Extracted records.
--- BEGIN ---
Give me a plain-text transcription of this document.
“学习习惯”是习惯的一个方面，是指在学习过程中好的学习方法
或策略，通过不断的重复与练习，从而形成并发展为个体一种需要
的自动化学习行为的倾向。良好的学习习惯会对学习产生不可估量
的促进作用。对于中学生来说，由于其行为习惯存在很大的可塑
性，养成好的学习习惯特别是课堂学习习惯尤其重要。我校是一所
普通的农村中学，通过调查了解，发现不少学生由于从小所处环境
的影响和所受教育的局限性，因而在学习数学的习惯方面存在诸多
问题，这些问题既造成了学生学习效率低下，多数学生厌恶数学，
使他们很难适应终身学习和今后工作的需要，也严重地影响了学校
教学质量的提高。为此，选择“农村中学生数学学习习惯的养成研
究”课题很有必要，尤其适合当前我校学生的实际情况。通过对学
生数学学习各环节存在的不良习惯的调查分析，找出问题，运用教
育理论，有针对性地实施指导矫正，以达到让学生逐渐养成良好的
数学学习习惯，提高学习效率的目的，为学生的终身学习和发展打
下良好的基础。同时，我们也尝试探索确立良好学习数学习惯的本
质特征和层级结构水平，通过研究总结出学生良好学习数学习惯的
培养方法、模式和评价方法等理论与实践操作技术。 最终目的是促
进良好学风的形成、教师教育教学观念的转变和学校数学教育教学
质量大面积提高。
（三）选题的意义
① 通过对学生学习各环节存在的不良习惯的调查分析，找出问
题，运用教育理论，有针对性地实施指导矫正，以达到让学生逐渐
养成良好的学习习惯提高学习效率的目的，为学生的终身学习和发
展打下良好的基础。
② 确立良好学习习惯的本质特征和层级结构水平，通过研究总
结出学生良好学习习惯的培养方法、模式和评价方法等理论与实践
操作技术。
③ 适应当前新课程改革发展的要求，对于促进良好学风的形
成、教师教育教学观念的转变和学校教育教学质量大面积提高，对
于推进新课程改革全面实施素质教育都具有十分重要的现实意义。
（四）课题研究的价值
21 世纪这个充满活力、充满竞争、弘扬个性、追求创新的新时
--- END ---
Short task. Repeat the records above exactly, from the first line to the last.

Finished answer.
Give me a plain-text transcription of this document.
“学习习惯”是习惯的一个方面，是指在学习过程中好的学习方法
或策略，通过不断的重复与练习，从而形成并发展为个体一种需要
的自动化学习行为的倾向。良好的学习习惯会对学习产生不可估量
的促进作用。对于中学生来说，由于其行为习惯存在很大的可塑
性，养成好的学习习惯特别是课堂学习习惯尤其重要。我校是一所
普通的农村中学，通过调查了解，发现不少学生由于从小所处环境
的影响和所受教育的局限性，因而在学习数学的习惯方面存在诸多
问题，这些问题既造成了学生学习效率低下，多数学生厌恶数学，
使他们很难适应终身学习和今后工作的需要，也严重地影响了学校
教学质量的提高。为此，选择“农村中学生数学学习习惯的养成研
究”课题很有必要，尤其适合当前我校学生的实际情况。通过对学
生数学学习各环节存在的不良习惯的调查分析，找出问题，运用教
育理论，有针对性地实施指导矫正，以达到让学生逐渐养成良好的
数学学习习惯，提高学习效率的目的，为学生的终身学习和发展打
下良好的基础。同时，我们也尝试探索确立良好学习数学习惯的本
质特征和层级结构水平，通过研究总结出学生良好学习数学习惯的
培养方法、模式和评价方法等理论与实践操作技术。 最终目的是促
进良好学风的形成、教师教育教学观念的转变和学校数学教育教学
质量大面积提高。
（三）选题的意义
① 通过对学生学习各环节存在的不良习惯的调查分析，找出问
题，运用教育理论，有针对性地实施指导矫正，以达到让学生逐渐
养成良好的学习习惯提高学习效率的目的，为学生的终身学习和发
展打下良好的基础。
② 确立良好学习习惯的本质特征和层级结构水平，通过研究总
结出学生良好学习习惯的培养方法、模式和评价方法等理论与实践
操作技术。
③ 适应当前新课程改革发展的要求，对于促进良好学风的形
成、教师教育教学观念的转变和学校教育教学质量大面积提高，对
于推进新课程改革全面实施素质教育都具有十分重要的现实意义。
（四）课题研究的价值
21 世纪这个充满活力、充满竞争、弘扬个性、追求创新的新时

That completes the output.